◆ WHAT YOU WILL DO ◆
**A)** In the commentary on North Korea's nuclear program, what two things did the Pyongyang government apologize for in recent weeks?
**B)** Extend the commentary on North Korea's nuclear program, starting after its final sentence.

◆ PASSAGE TO READ ◆
--- --- ---

After being confronted by a U.S. delegation during a visit to Pyongyang earlier this month, North Korean officials acknowledged the existence of a nuclear weapons program. Such a program would be a violation of international nonproliferation accords, including the Nuclear Nonproliferation Treaty, the 1994 Agreed Framework between the United States and North Korea and the Joint North-South Declaration on the Denuclearization of the Korea Peninsula.

According to the Bush administration, North Korea has further claimed it was "nullifying" the Agreed Framework.

Secretary of Defense Donald Rumsfeld told a Pentagon press conference that he believes the Koreans not only have a weapons program but also already have produced some weapons. He cited an intelligence report in which the CIA said North Koreans "may have one or two," and added, "I believe they have a small number of nuclear weapons."

The timing of North Korea's acknowledgement is curious. President Bush counts North Korea as a member of an "axis of evil," along with Iraq and Iran. Yet the revelation of the nuclear program comes amid a string of surprisingly conciliatory moves by Kim, long criticized for peddling dangerous weapons and oppressing an impoverished population. In recent weeks, the Pyongyang government apologized for a naval battle with South Korea in the Yellow Sea and for the abduction of Japanese citizens in the 1970s.

But what is clear is that the Bush administration delayed revealing the news about the North Korean nuclear weapon program a couple of weeks until after Congress passed the resolution giving the president the authority to invade Iraq. In fact, according to the Wall Street Journal, since July, the administration has delayed telling Congress about evidence showing that North Korea was conducting a nuclear weapons program.

If the news had been made public earlier, the administration might not have gotten the resolution approved.

The obvious question for Congress would have been: Why invade Iraq and overthrow Saddam Hussein, but not invade North Korea and overthrow Kim Jong-il, whose nuclear weapons program is more advanced than that of Iraq?

News of the North Korean nuclear program also occurred just before the upcoming China-U.S. presidential summit. Washington now has made North Korean behavior a key issue of U.S.-Chinese relations and will expect China to keep its neighbor under control. But why the Bush administration thinks China will do the United States any favors is another mystery.

--- --- ---

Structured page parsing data
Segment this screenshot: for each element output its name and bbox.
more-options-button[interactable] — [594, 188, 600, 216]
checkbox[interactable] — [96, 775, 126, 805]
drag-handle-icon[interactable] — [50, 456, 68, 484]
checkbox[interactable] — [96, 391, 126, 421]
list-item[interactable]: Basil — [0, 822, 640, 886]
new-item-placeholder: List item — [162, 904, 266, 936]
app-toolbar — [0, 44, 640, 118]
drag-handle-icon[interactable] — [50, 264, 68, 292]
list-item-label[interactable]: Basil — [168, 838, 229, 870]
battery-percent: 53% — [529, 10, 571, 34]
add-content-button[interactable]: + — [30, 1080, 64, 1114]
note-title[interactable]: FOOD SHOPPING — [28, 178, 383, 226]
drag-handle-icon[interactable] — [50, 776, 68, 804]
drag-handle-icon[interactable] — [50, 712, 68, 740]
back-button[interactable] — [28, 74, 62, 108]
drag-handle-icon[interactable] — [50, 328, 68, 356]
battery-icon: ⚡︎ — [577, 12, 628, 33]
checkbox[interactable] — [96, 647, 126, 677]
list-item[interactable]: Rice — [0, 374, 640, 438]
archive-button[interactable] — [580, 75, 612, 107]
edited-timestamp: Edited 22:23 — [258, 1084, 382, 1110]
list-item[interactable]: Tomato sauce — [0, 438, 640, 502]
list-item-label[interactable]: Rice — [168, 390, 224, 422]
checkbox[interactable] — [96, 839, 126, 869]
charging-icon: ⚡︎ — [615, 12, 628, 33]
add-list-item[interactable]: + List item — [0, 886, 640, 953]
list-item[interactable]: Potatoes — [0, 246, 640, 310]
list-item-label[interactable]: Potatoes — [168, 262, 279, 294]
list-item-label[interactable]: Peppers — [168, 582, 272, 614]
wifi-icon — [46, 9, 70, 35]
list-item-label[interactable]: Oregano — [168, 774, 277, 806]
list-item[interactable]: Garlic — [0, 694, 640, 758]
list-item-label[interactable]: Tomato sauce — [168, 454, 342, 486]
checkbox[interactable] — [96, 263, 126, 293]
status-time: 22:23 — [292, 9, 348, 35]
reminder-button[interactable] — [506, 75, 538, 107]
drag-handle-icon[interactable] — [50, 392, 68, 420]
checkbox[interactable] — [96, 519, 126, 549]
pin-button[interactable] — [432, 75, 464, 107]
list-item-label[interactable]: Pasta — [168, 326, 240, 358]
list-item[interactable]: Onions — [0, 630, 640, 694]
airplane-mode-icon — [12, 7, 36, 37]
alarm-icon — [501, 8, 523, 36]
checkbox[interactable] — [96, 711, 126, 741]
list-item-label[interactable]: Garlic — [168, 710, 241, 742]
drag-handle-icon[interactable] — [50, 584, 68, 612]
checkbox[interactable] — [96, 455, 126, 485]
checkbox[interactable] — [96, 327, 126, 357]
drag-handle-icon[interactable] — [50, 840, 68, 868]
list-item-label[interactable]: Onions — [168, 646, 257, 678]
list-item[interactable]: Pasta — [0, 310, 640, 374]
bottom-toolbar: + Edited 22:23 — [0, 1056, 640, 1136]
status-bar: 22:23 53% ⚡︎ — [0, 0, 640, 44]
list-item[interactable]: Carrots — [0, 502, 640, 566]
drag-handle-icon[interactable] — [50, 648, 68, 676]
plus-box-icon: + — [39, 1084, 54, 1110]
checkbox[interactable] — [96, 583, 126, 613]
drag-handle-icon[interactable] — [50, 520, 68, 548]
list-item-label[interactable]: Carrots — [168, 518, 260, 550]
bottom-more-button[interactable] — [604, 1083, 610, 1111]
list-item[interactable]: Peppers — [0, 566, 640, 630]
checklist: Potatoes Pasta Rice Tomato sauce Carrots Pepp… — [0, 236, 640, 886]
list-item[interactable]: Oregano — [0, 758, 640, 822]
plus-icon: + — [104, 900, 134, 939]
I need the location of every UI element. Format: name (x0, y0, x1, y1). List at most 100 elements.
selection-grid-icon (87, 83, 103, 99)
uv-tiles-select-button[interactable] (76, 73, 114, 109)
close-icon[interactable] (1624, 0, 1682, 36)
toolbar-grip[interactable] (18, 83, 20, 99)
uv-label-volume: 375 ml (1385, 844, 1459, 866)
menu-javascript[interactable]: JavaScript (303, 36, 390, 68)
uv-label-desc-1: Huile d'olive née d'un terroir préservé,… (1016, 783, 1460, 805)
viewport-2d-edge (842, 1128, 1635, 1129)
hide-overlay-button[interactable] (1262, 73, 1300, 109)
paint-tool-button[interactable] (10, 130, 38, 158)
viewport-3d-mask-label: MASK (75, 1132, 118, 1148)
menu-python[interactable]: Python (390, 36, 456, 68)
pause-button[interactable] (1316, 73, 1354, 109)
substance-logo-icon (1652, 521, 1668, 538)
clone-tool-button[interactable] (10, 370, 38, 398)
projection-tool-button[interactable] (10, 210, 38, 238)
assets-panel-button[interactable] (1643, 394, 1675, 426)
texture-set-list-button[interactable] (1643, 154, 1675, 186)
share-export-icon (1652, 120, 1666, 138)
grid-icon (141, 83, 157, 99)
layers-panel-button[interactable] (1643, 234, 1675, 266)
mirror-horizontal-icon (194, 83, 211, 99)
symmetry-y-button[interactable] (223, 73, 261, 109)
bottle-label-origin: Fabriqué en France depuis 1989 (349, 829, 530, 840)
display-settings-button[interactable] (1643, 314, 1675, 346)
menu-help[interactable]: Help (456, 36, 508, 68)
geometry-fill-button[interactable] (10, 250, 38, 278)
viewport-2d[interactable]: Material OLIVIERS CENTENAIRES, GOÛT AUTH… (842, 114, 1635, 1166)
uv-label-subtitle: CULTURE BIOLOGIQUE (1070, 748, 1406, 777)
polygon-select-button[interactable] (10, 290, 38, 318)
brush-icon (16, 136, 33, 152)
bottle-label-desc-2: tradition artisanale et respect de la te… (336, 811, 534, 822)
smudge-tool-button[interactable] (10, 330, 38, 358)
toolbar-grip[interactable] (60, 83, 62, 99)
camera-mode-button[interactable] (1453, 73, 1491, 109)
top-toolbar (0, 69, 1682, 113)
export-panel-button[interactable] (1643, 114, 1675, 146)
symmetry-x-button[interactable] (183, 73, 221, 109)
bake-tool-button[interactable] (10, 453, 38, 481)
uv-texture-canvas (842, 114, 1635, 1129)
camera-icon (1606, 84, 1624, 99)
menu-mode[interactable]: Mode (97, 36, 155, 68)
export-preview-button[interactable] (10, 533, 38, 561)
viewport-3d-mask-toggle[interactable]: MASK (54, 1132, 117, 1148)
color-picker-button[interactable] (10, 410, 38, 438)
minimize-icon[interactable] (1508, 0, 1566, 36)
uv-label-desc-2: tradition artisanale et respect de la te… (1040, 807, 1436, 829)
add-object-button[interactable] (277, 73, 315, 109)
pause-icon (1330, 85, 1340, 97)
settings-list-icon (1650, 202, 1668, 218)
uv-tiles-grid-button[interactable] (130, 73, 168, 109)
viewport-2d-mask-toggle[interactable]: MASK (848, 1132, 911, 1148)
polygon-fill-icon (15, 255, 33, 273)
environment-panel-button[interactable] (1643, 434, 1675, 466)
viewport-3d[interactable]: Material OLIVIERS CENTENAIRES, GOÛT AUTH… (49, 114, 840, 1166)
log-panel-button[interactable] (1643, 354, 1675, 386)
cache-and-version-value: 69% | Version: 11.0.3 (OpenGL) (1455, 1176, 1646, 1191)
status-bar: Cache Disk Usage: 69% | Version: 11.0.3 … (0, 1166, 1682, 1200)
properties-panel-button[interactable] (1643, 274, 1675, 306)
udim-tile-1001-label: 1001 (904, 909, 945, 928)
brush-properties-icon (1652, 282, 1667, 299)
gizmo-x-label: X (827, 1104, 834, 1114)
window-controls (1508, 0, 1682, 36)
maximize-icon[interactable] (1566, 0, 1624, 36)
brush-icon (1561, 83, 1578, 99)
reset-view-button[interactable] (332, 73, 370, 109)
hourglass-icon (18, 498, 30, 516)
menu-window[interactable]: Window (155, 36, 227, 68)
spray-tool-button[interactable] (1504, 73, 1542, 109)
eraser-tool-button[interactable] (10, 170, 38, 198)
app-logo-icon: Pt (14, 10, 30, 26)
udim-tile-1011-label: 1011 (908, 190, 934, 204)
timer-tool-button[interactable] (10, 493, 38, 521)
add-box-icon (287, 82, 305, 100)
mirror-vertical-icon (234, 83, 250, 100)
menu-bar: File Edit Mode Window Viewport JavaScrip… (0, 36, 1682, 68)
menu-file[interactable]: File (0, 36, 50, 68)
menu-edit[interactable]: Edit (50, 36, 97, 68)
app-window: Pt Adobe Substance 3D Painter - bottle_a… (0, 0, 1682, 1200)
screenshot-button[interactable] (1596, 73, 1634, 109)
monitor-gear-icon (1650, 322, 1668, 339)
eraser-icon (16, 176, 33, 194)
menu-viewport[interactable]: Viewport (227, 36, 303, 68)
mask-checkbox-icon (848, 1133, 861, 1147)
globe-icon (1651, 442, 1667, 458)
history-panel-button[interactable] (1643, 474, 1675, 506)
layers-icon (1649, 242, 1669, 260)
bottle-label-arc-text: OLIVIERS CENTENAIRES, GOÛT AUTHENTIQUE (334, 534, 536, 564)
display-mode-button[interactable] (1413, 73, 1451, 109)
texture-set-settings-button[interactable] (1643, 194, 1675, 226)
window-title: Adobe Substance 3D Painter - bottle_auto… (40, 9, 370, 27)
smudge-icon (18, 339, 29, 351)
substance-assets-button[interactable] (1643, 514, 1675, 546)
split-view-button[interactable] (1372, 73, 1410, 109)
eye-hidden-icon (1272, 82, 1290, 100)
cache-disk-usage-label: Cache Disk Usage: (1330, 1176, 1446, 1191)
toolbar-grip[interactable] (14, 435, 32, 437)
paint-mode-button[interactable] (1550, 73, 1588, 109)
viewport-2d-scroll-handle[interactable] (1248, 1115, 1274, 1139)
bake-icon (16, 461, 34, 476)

--- --- ---

◆ ANSWERS TO THIS EXERCISE ◆
**A)** It apologized for a naval battle with South Korea in the Yellow Sea and for the abduction of Japanese citizens in the 1970s.

**B)**
By seeking to resolve this new crisis through diplomacy, rather than force, administration officials are acknowledging that threatening preemptive military action is a dangerous and limited tool for dealing with regimes seeking to develop nuclear weapons. The administration's policy toward North Korea's nuclear program is in direct contrast to its recently issued National Security Strategy, which said: "To forestall or prevent such hostile acts by our adversaries, the United States will, if necessary, act preemptively."

Nor is that the only complication for the Bush administration. According to the New York Times, U.S. intelligence officials have concluded that Pakistan was a major supplier of critical equipment for North Korea's newly revealed clandestine nuclear weapons program. The equipment, which may include gas centrifuges used to create weapons-grade uranium, appears to have been part of a barter deal beginning in the late 1990s in which North Korea supplied Pakistan with missiles it could use to counter India's nuclear arsenal.

Normally, such news would lead to calls for sanctions against Pakistan. But in a post-Sept. 11 world, sanctions will not be imposed because Pakistan is now a leading ally in the "war on terror."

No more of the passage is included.